(Records from a collection of figures)
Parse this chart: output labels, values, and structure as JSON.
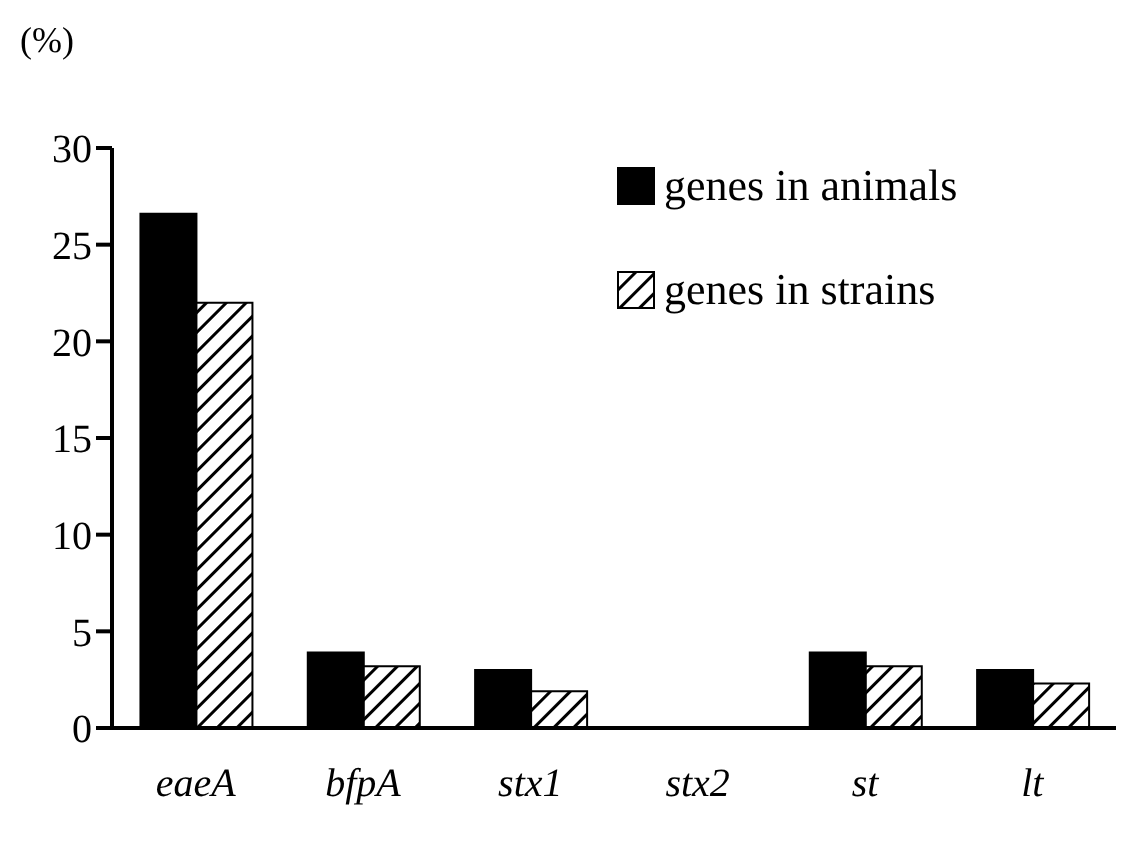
{
  "chart_data": {
    "type": "bar",
    "ylabel": "(%)",
    "categories": [
      "eaeA",
      "bfpA",
      "stx1",
      "stx2",
      "st",
      "lt"
    ],
    "series": [
      {
        "name": "genes in animals",
        "color": "#000000",
        "values": [
          26.6,
          3.9,
          3.0,
          0,
          3.9,
          3.0
        ]
      },
      {
        "name": "genes in strains",
        "color": "#000000",
        "values": [
          22.0,
          3.2,
          1.9,
          0,
          3.2,
          2.3
        ]
      }
    ],
    "ylim": [
      0,
      30
    ],
    "yticks": [
      0,
      5,
      10,
      15,
      20,
      25,
      30
    ],
    "grid": false,
    "legend": "top right"
  }
}
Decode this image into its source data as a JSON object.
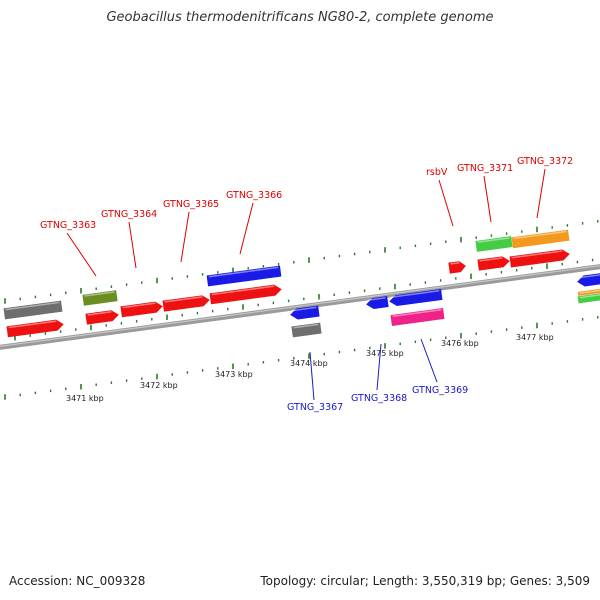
{
  "title": "Geobacillus thermodenitrificans NG80-2, complete genome",
  "footer": {
    "accession": "Accession: NC_009328",
    "summary": "Topology: circular; Length: 3,550,319 bp; Genes: 3,509"
  },
  "colors": {
    "backbone": "#8c8c8c",
    "tick": "#2a7a2a",
    "label_top": "#e00000",
    "label_bottom": "#1a1acc",
    "red": "#ee1111",
    "blue": "#1a1ae6",
    "gray": "#6e6e6e",
    "olive": "#6b8e23",
    "green": "#44cc44",
    "orange": "#f39a1e",
    "pink": "#ee2288"
  },
  "scale_labels": [
    "3471 kbp",
    "3472 kbp",
    "3473 kbp",
    "3474 kbp",
    "3475 kbp",
    "3476 kbp",
    "3477 kbp"
  ],
  "top_labels": [
    "GTNG_3363",
    "GTNG_3364",
    "GTNG_3365",
    "GTNG_3366",
    "rsbV",
    "GTNG_3371",
    "GTNG_3372"
  ],
  "bottom_labels": [
    "GTNG_3367",
    "GTNG_3368",
    "GTNG_3369"
  ]
}
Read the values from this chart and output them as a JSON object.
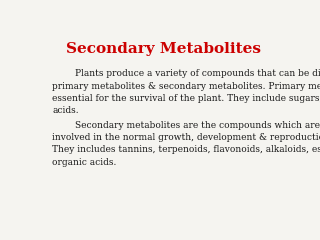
{
  "title": "Secondary Metabolites",
  "title_color": "#cc0000",
  "title_fontsize": 11,
  "background_color": "#f5f4f0",
  "paragraph1": "        Plants produce a variety of compounds that can be divided in to\nprimary metabolites & secondary metabolites. Primary metabolites are\nessential for the survival of the plant. They include sugars, proteins and amino\nacids.",
  "paragraph2": "        Secondary metabolites are the compounds which are not directly\ninvolved in the normal growth, development & reproduction of the plants.\nThey includes tannins, terpenoids, flavonoids, alkaloids, essential oils &\norganic acids.",
  "text_color": "#1a1a1a",
  "text_fontsize": 6.5,
  "font_family": "serif"
}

Problem to solve —
Return every line above verbatim, pictures excluded.

Reply to the task —
Parse this chart: output labels, values, and structure as JSON.
{
  "chart_data": {
    "type": "bar",
    "ylabel": "(%)",
    "categories": [
      "eaeA",
      "bfpA",
      "stx1",
      "stx2",
      "st",
      "lt"
    ],
    "series": [
      {
        "name": "genes in animals",
        "color": "#000000",
        "values": [
          26.6,
          3.9,
          3.0,
          0,
          3.9,
          3.0
        ]
      },
      {
        "name": "genes in strains",
        "color": "#000000",
        "values": [
          22.0,
          3.2,
          1.9,
          0,
          3.2,
          2.3
        ]
      }
    ],
    "ylim": [
      0,
      30
    ],
    "yticks": [
      0,
      5,
      10,
      15,
      20,
      25,
      30
    ],
    "grid": false,
    "legend": "top right"
  }
}
Decode this image into its source data as a JSON object.
{
  "title": "Geobacillus thermodenitrificans NG80-2, complete genome",
  "footer": {
    "accession": "Accession: NC_009328",
    "summary": "Topology: circular; Length: 3,550,319 bp; Genes: 3,509"
  },
  "colors": {
    "backbone": "#8c8c8c",
    "tick": "#2a7a2a",
    "label_top": "#e00000",
    "label_bottom": "#1a1acc",
    "red": "#ee1111",
    "blue": "#1a1ae6",
    "gray": "#6e6e6e",
    "olive": "#6b8e23",
    "green": "#44cc44",
    "orange": "#f39a1e",
    "pink": "#ee2288"
  },
  "scale_labels": [
    "3471 kbp",
    "3472 kbp",
    "3473 kbp",
    "3474 kbp",
    "3475 kbp",
    "3476 kbp",
    "3477 kbp"
  ],
  "top_labels": [
    "GTNG_3363",
    "GTNG_3364",
    "GTNG_3365",
    "GTNG_3366",
    "rsbV",
    "GTNG_3371",
    "GTNG_3372"
  ],
  "bottom_labels": [
    "GTNG_3367",
    "GTNG_3368",
    "GTNG_3369"
  ]
}
Read the values from this chart and output them as a JSON object.
{
  "title": "Secondary Metabolites",
  "title_color": "#cc0000",
  "title_fontsize": 11,
  "background_color": "#f5f4f0",
  "paragraph1": "        Plants produce a variety of compounds that can be divided in to\nprimary metabolites & secondary metabolites. Primary metabolites are\nessential for the survival of the plant. They include sugars, proteins and amino\nacids.",
  "paragraph2": "        Secondary metabolites are the compounds which are not directly\ninvolved in the normal growth, development & reproduction of the plants.\nThey includes tannins, terpenoids, flavonoids, alkaloids, essential oils &\norganic acids.",
  "text_color": "#1a1a1a",
  "text_fontsize": 6.5,
  "font_family": "serif"
}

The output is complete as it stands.